Extract each line holding the word "image" from the entries.

----- Data for the task

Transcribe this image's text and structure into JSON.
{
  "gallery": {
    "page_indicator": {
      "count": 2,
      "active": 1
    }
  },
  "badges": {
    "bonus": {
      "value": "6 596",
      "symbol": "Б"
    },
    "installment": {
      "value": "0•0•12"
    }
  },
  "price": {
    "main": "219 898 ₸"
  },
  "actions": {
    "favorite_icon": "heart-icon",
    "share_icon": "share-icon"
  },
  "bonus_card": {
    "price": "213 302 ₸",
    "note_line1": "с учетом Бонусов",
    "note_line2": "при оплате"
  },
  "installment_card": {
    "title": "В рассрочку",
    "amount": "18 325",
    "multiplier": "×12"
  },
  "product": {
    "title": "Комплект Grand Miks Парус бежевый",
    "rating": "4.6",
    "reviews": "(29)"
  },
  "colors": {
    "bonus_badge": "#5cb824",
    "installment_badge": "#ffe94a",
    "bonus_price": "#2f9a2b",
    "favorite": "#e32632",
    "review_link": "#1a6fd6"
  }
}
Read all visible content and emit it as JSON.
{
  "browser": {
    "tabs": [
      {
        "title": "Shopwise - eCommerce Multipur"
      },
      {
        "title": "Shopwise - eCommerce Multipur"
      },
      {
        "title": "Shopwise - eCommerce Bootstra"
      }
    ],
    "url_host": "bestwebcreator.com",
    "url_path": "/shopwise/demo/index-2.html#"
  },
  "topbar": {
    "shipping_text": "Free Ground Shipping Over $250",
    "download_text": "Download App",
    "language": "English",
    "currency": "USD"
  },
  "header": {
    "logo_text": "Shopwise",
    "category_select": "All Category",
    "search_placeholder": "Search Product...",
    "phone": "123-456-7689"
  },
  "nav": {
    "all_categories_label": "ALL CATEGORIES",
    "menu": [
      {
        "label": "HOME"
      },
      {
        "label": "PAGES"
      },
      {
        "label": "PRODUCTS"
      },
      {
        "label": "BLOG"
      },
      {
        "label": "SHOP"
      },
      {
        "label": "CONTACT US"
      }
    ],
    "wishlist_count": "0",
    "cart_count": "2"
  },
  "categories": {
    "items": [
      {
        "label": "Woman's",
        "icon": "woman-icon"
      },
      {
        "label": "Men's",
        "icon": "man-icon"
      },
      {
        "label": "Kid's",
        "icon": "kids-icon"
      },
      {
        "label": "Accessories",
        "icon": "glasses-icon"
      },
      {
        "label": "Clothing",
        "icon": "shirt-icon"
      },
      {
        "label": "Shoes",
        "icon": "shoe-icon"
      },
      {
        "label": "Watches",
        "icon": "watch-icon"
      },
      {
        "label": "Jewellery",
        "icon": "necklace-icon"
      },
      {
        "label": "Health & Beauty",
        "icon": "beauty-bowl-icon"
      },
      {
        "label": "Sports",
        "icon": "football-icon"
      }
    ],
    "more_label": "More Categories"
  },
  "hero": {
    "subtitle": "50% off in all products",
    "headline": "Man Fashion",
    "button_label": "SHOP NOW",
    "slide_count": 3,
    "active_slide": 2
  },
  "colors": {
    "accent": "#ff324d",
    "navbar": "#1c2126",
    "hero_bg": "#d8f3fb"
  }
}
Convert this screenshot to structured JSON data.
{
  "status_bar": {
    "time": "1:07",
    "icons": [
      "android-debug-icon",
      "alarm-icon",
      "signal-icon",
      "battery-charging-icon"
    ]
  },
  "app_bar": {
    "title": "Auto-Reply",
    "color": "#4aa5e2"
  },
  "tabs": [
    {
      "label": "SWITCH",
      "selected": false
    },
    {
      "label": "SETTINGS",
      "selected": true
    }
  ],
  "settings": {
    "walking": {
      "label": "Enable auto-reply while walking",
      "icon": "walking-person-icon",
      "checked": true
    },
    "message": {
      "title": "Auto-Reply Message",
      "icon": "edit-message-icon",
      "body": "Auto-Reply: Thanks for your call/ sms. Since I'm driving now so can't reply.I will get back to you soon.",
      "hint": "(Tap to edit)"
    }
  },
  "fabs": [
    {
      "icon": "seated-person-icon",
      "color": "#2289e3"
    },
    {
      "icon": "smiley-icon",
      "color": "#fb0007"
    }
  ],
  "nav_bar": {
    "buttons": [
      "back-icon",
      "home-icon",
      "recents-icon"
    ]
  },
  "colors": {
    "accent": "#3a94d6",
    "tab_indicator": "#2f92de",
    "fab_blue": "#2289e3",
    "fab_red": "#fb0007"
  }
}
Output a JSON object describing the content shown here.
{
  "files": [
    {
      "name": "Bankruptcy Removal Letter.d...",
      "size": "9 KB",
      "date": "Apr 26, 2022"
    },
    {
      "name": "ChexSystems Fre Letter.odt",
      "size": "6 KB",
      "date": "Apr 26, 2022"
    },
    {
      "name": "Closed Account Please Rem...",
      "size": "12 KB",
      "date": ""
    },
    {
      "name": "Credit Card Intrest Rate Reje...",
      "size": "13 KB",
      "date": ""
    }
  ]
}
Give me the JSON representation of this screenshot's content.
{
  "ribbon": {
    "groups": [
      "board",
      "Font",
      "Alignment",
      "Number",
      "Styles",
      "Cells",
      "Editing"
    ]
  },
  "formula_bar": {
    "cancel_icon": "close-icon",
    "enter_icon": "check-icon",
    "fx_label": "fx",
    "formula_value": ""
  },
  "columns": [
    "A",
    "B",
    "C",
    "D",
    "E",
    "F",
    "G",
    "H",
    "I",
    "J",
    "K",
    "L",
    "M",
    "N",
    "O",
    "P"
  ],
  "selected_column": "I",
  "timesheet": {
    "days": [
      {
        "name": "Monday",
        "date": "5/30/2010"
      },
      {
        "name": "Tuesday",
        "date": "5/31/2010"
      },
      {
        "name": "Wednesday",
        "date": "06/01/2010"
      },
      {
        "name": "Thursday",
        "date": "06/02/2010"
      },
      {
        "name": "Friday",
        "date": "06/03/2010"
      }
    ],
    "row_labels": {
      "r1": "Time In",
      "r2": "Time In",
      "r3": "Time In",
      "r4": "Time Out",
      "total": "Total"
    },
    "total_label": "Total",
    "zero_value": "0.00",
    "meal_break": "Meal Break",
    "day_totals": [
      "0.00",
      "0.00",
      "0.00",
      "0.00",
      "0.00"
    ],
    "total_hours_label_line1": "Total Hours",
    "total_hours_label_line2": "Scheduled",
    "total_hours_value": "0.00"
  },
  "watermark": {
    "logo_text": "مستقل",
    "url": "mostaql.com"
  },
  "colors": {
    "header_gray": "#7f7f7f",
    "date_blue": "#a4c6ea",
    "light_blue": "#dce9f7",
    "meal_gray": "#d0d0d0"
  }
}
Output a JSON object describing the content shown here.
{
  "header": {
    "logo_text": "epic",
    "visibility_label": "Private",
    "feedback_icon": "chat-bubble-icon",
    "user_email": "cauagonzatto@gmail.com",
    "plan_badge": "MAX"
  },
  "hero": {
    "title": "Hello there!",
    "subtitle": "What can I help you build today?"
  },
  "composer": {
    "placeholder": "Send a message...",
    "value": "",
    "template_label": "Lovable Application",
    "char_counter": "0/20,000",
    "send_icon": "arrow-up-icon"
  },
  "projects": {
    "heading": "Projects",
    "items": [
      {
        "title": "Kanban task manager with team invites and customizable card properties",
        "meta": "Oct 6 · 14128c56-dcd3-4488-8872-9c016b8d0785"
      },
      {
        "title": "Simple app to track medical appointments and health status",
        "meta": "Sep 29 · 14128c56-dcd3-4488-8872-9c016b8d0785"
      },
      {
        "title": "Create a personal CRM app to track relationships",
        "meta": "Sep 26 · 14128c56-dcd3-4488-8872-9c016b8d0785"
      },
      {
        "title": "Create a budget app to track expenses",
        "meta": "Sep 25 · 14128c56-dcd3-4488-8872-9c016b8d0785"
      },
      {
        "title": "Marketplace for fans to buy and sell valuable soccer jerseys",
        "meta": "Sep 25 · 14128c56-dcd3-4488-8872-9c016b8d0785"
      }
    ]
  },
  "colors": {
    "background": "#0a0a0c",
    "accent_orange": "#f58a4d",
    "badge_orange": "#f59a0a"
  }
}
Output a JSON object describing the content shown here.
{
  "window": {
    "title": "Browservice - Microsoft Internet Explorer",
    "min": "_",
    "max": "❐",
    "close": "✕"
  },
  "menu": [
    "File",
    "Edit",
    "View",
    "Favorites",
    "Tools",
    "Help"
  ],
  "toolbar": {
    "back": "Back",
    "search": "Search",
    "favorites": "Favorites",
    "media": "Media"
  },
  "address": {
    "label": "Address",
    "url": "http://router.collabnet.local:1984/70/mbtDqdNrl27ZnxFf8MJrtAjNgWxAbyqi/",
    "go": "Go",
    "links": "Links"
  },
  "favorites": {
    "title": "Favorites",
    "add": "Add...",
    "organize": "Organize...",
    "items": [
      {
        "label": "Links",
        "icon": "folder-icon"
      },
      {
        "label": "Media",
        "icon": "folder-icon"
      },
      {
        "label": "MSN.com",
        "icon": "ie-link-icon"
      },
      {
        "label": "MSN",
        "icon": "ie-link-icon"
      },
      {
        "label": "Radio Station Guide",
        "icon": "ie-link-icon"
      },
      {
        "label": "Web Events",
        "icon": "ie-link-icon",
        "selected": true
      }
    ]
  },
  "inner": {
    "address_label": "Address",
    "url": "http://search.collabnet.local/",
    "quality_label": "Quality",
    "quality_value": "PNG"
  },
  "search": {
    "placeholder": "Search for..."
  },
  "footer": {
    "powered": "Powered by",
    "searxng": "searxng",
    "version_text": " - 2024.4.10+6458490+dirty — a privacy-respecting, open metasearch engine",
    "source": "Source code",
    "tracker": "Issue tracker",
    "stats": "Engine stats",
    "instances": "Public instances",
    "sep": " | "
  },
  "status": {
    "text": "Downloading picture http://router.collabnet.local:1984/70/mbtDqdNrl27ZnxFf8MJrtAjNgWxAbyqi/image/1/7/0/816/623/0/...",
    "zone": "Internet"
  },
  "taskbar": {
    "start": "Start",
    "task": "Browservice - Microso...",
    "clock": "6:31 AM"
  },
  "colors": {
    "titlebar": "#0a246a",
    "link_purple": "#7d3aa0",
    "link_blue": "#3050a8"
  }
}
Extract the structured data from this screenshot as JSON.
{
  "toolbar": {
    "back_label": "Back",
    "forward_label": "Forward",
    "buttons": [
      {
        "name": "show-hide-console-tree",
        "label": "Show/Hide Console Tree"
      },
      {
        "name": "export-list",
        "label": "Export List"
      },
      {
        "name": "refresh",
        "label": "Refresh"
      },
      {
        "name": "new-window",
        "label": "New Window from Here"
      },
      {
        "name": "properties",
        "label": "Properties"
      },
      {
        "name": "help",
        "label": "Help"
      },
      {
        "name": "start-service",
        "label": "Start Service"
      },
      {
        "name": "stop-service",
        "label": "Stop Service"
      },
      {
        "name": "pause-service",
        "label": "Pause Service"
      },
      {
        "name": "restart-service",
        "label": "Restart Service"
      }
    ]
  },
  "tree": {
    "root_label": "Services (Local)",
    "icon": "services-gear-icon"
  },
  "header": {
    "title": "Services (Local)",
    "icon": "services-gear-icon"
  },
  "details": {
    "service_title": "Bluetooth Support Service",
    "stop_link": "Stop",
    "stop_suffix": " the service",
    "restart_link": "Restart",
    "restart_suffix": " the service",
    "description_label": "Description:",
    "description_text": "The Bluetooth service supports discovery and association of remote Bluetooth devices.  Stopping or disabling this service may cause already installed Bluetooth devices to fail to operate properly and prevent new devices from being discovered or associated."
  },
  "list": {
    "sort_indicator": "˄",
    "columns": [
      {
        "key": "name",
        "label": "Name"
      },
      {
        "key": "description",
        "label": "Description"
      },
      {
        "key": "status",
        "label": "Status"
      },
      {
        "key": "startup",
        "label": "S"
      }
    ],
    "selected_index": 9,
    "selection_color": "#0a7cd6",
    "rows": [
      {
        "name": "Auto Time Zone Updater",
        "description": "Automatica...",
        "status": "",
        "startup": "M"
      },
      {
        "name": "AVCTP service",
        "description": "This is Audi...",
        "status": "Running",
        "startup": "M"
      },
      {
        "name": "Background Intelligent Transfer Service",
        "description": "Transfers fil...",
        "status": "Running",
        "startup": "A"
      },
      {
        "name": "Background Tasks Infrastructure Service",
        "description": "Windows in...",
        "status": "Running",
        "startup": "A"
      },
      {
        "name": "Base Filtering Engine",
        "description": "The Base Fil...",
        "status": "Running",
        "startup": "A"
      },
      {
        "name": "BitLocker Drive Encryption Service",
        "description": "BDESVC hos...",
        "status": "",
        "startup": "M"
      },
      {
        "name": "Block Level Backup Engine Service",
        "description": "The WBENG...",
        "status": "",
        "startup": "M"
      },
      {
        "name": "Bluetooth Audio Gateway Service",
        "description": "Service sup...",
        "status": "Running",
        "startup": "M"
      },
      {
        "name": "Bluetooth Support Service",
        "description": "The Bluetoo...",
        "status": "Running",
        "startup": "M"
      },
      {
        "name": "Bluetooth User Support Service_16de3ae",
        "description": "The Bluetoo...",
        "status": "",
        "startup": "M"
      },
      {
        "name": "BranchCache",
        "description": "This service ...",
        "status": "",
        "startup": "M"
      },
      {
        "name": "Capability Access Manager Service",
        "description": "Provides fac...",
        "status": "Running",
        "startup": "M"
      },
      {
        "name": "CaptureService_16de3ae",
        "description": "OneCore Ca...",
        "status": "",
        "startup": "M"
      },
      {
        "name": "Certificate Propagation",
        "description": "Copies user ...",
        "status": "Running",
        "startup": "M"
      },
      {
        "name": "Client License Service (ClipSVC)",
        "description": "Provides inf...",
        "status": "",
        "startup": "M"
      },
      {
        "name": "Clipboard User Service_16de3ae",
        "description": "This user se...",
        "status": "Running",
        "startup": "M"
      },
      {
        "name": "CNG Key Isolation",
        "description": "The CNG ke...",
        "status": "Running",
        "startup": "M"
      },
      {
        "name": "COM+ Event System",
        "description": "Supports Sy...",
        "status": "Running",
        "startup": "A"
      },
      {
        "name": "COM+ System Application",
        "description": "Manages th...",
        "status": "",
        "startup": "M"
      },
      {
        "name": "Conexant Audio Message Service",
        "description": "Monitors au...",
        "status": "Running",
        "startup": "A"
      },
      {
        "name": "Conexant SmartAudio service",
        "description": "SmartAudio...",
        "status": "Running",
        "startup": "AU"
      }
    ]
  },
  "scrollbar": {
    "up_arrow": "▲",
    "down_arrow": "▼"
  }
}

----------

Task result –
Transcribe this image's text and structure into JSON.
    "text": "Downloading picture http://router.collabnet.local:1984/70/mbtDqdNrl27ZnxFf8MJrtAjNgWxAbyqi/image/1/7/0/816/623/0/...",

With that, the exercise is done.